start RECORDS SHOWN

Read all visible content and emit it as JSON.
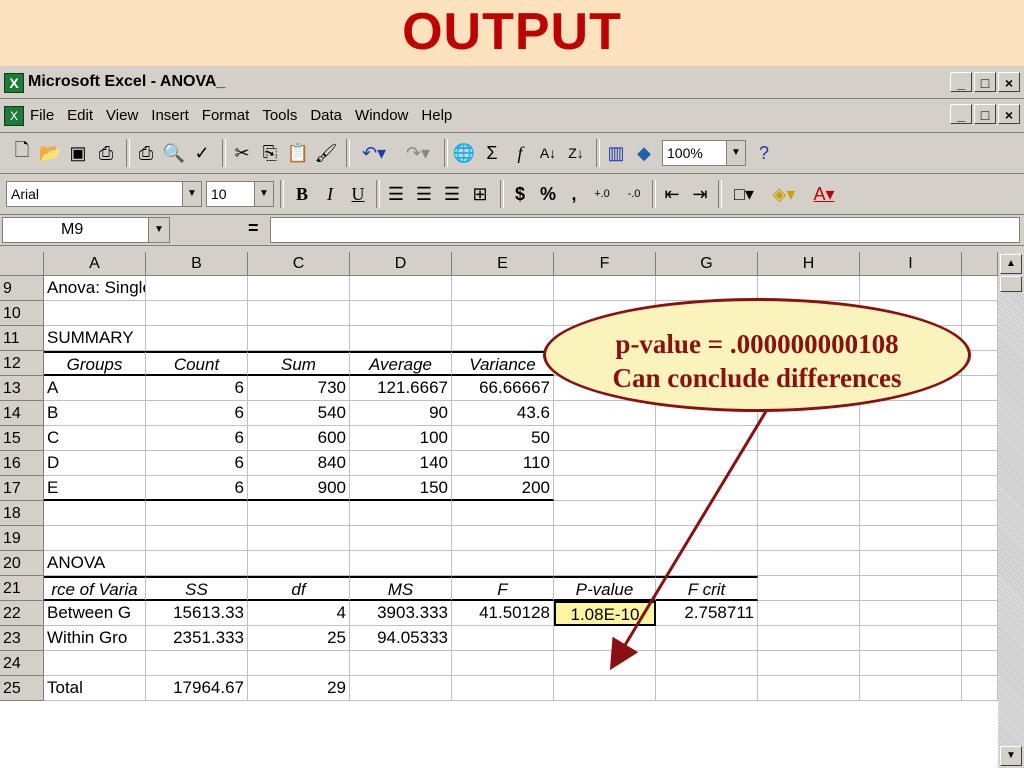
{
  "slide_title": "OUTPUT",
  "window": {
    "title": "Microsoft Excel - ANOVA_",
    "min": "_",
    "max": "□",
    "close": "×"
  },
  "menu": [
    "File",
    "Edit",
    "View",
    "Insert",
    "Format",
    "Tools",
    "Data",
    "Window",
    "Help"
  ],
  "toolbar": {
    "zoom": "100%",
    "font": "Arial",
    "size": "10"
  },
  "formula_bar": {
    "name_box": "M9",
    "equals": "="
  },
  "columns": [
    "A",
    "B",
    "C",
    "D",
    "E",
    "F",
    "G",
    "H",
    "I"
  ],
  "rows": [
    {
      "n": "9",
      "cells": [
        "Anova: Single Factor",
        "",
        "",
        "",
        "",
        "",
        "",
        "",
        ""
      ]
    },
    {
      "n": "10",
      "cells": [
        "",
        "",
        "",
        "",
        "",
        "",
        "",
        "",
        ""
      ]
    },
    {
      "n": "11",
      "cells": [
        "SUMMARY",
        "",
        "",
        "",
        "",
        "",
        "",
        "",
        ""
      ]
    },
    {
      "n": "12",
      "cells": [
        "Groups",
        "Count",
        "Sum",
        "Average",
        "Variance",
        "",
        "",
        "",
        ""
      ]
    },
    {
      "n": "13",
      "cells": [
        "A",
        "6",
        "730",
        "121.6667",
        "66.66667",
        "",
        "",
        "",
        ""
      ]
    },
    {
      "n": "14",
      "cells": [
        "B",
        "6",
        "540",
        "90",
        "43.6",
        "",
        "",
        "",
        ""
      ]
    },
    {
      "n": "15",
      "cells": [
        "C",
        "6",
        "600",
        "100",
        "50",
        "",
        "",
        "",
        ""
      ]
    },
    {
      "n": "16",
      "cells": [
        "D",
        "6",
        "840",
        "140",
        "110",
        "",
        "",
        "",
        ""
      ]
    },
    {
      "n": "17",
      "cells": [
        "E",
        "6",
        "900",
        "150",
        "200",
        "",
        "",
        "",
        ""
      ]
    },
    {
      "n": "18",
      "cells": [
        "",
        "",
        "",
        "",
        "",
        "",
        "",
        "",
        ""
      ]
    },
    {
      "n": "19",
      "cells": [
        "",
        "",
        "",
        "",
        "",
        "",
        "",
        "",
        ""
      ]
    },
    {
      "n": "20",
      "cells": [
        "ANOVA",
        "",
        "",
        "",
        "",
        "",
        "",
        "",
        ""
      ]
    },
    {
      "n": "21",
      "cells": [
        "rce of Varia",
        "SS",
        "df",
        "MS",
        "F",
        "P-value",
        "F crit",
        "",
        ""
      ]
    },
    {
      "n": "22",
      "cells": [
        "Between G",
        "15613.33",
        "4",
        "3903.333",
        "41.50128",
        "1.08E-10",
        "2.758711",
        "",
        ""
      ]
    },
    {
      "n": "23",
      "cells": [
        "Within Gro",
        "2351.333",
        "25",
        "94.05333",
        "",
        "",
        "",
        "",
        ""
      ]
    },
    {
      "n": "24",
      "cells": [
        "",
        "",
        "",
        "",
        "",
        "",
        "",
        "",
        ""
      ]
    },
    {
      "n": "25",
      "cells": [
        "Total",
        "17964.67",
        "29",
        "",
        "",
        "",
        "",
        "",
        ""
      ]
    }
  ],
  "callout": {
    "line1": "p-value = .000000000108",
    "line2": "Can conclude differences"
  },
  "colors": {
    "title": "#c00000",
    "callout_border": "#8b1010",
    "callout_bg": "#fbf3bc",
    "selected_cell": "#fff4a0"
  }
}
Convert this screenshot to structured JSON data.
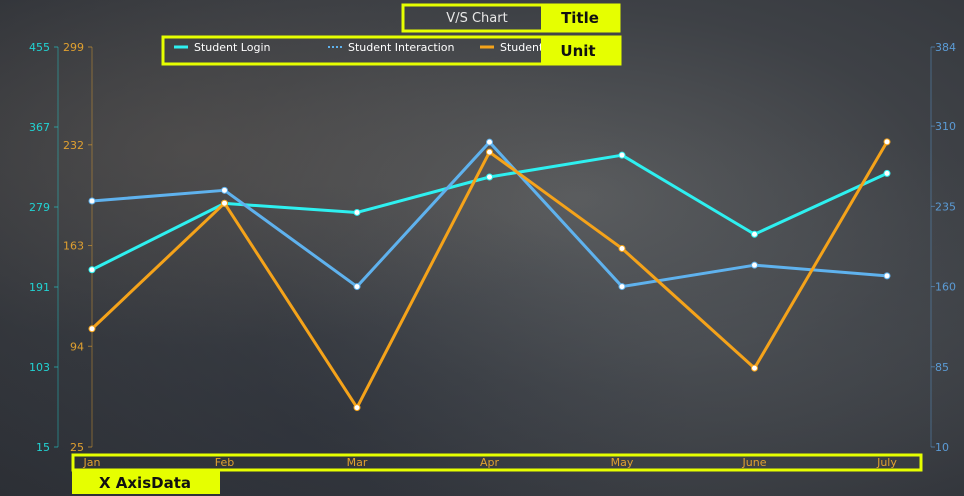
{
  "chart_data": {
    "type": "line",
    "title": "V/S Chart",
    "categories": [
      "Jan",
      "Feb",
      "Mar",
      "Apr",
      "May",
      "June",
      "July"
    ],
    "axes": {
      "y_left_outer": {
        "ticks": [
          15,
          103,
          191,
          279,
          367,
          455
        ],
        "range": [
          15,
          455
        ],
        "color": "#22d3d3"
      },
      "y_left_inner": {
        "ticks": [
          25,
          94,
          163,
          232,
          299
        ],
        "range": [
          25,
          299
        ],
        "color": "#e0a030"
      },
      "y_right": {
        "ticks": [
          10,
          85,
          160,
          235,
          310,
          384
        ],
        "range": [
          10,
          384
        ],
        "color": "#5b9bd5"
      }
    },
    "series": [
      {
        "name": "Student Login",
        "axis": "y_left_outer",
        "color": "#2ef0f0",
        "values": [
          210,
          283,
          273,
          312,
          336,
          249,
          316
        ]
      },
      {
        "name": "Student Interaction",
        "axis": "y_right",
        "color": "#5fb2ee",
        "values": [
          240,
          250,
          160,
          295,
          160,
          180,
          170
        ]
      },
      {
        "name": "Student",
        "axis": "y_left_inner",
        "color": "#f5a31a",
        "values": [
          106,
          192,
          52,
          227,
          161,
          79,
          234
        ]
      }
    ],
    "annotations": {
      "title_label": "Title",
      "unit_label": "Unit",
      "xaxis_label": "X AxisData"
    },
    "highlight_color": "#e6ff00",
    "grid": false,
    "legend_position": "top"
  }
}
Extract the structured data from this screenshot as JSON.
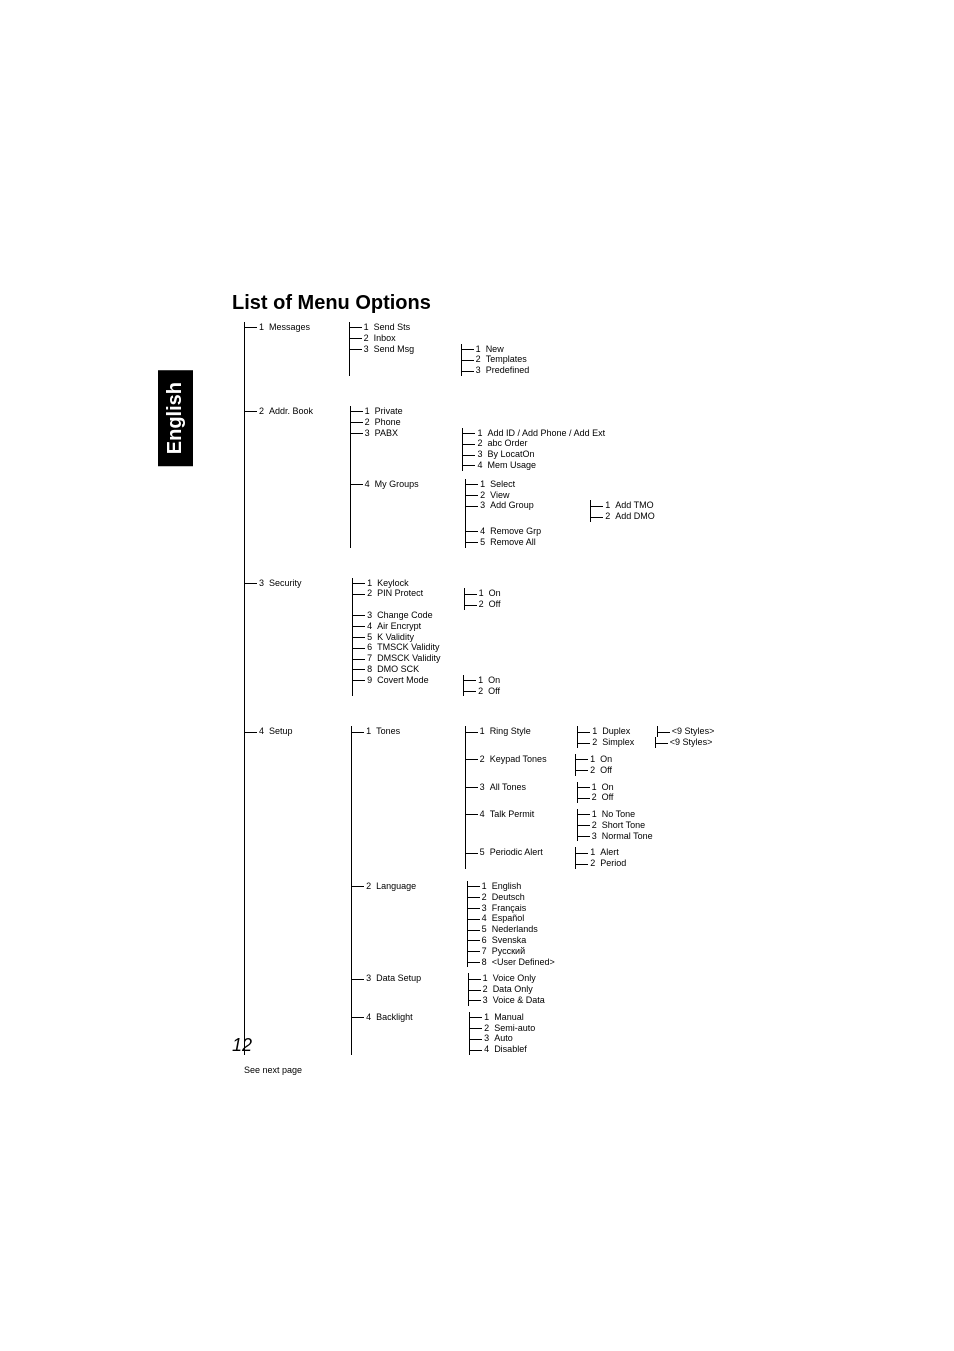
{
  "sideTab": "English",
  "title": "List of Menu Options",
  "pageNum": "12",
  "footnote": "See next page",
  "menu": {
    "messages": {
      "num": "1",
      "label": "Messages",
      "items": [
        {
          "num": "1",
          "label": "Send Sts"
        },
        {
          "num": "2",
          "label": "Inbox"
        },
        {
          "num": "3",
          "label": "Send Msg",
          "items": [
            {
              "num": "1",
              "label": "New"
            },
            {
              "num": "2",
              "label": "Templates"
            },
            {
              "num": "3",
              "label": "Predefined"
            }
          ]
        }
      ]
    },
    "addrbook": {
      "num": "2",
      "label": "Addr. Book",
      "items": [
        {
          "num": "1",
          "label": "Private"
        },
        {
          "num": "2",
          "label": "Phone"
        },
        {
          "num": "3",
          "label": "PABX",
          "items": [
            {
              "num": "1",
              "label": "Add ID / Add Phone / Add Ext"
            },
            {
              "num": "2",
              "label": "abc Order"
            },
            {
              "num": "3",
              "label": "By LocatOn"
            },
            {
              "num": "4",
              "label": "Mem Usage"
            }
          ]
        },
        {
          "num": "4",
          "label": "My Groups",
          "items": [
            {
              "num": "1",
              "label": "Select"
            },
            {
              "num": "2",
              "label": "View"
            },
            {
              "num": "3",
              "label": "Add Group",
              "items": [
                {
                  "num": "1",
                  "label": "Add TMO"
                },
                {
                  "num": "2",
                  "label": "Add DMO"
                }
              ]
            },
            {
              "num": "4",
              "label": "Remove Grp"
            },
            {
              "num": "5",
              "label": "Remove All"
            }
          ]
        }
      ]
    },
    "security": {
      "num": "3",
      "label": "Security",
      "items": [
        {
          "num": "1",
          "label": "Keylock"
        },
        {
          "num": "2",
          "label": "PIN Protect",
          "items": [
            {
              "num": "1",
              "label": "On"
            },
            {
              "num": "2",
              "label": "Off"
            }
          ]
        },
        {
          "num": "3",
          "label": "Change Code"
        },
        {
          "num": "4",
          "label": "Air Encrypt"
        },
        {
          "num": "5",
          "label": "K Validity"
        },
        {
          "num": "6",
          "label": "TMSCK Validity"
        },
        {
          "num": "7",
          "label": "DMSCK Validity"
        },
        {
          "num": "8",
          "label": "DMO SCK"
        },
        {
          "num": "9",
          "label": "Covert Mode",
          "items": [
            {
              "num": "1",
              "label": "On"
            },
            {
              "num": "2",
              "label": "Off"
            }
          ]
        }
      ]
    },
    "setup": {
      "num": "4",
      "label": "Setup",
      "items": [
        {
          "num": "1",
          "label": "Tones",
          "items": [
            {
              "num": "1",
              "label": "Ring Style",
              "items": [
                {
                  "num": "1",
                  "label": "Duplex",
                  "note": "<9 Styles>"
                },
                {
                  "num": "2",
                  "label": "Simplex",
                  "note": "<9 Styles>"
                }
              ]
            },
            {
              "num": "2",
              "label": "Keypad Tones",
              "items": [
                {
                  "num": "1",
                  "label": "On"
                },
                {
                  "num": "2",
                  "label": "Off"
                }
              ]
            },
            {
              "num": "3",
              "label": "All Tones",
              "items": [
                {
                  "num": "1",
                  "label": "On"
                },
                {
                  "num": "2",
                  "label": "Off"
                }
              ]
            },
            {
              "num": "4",
              "label": "Talk Permit",
              "items": [
                {
                  "num": "1",
                  "label": "No Tone"
                },
                {
                  "num": "2",
                  "label": "Short Tone"
                },
                {
                  "num": "3",
                  "label": "Normal Tone"
                }
              ]
            },
            {
              "num": "5",
              "label": "Periodic Alert",
              "items": [
                {
                  "num": "1",
                  "label": "Alert"
                },
                {
                  "num": "2",
                  "label": "Period"
                }
              ]
            }
          ]
        },
        {
          "num": "2",
          "label": "Language",
          "items": [
            {
              "num": "1",
              "label": "English"
            },
            {
              "num": "2",
              "label": "Deutsch"
            },
            {
              "num": "3",
              "label": "Français"
            },
            {
              "num": "4",
              "label": "Español"
            },
            {
              "num": "5",
              "label": "Nederlands"
            },
            {
              "num": "6",
              "label": "Svenska"
            },
            {
              "num": "7",
              "label": "Русский"
            },
            {
              "num": "8",
              "label": "<User Defined>"
            }
          ]
        },
        {
          "num": "3",
          "label": "Data Setup",
          "items": [
            {
              "num": "1",
              "label": "Voice Only"
            },
            {
              "num": "2",
              "label": "Data Only"
            },
            {
              "num": "3",
              "label": "Voice & Data"
            }
          ]
        },
        {
          "num": "4",
          "label": "Backlight",
          "items": [
            {
              "num": "1",
              "label": "Manual"
            },
            {
              "num": "2",
              "label": "Semi-auto"
            },
            {
              "num": "3",
              "label": "Auto"
            },
            {
              "num": "4",
              "label": "Disablef"
            }
          ]
        }
      ]
    }
  }
}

end RECORDS SHOWN

TASK DESCRIPTION:
Copy all lines from the listing that contain "Phone".

SOLUTION FOR THIS TASK:
          "label": "Phone"
              "label": "Add ID / Add Phone / Add Ext"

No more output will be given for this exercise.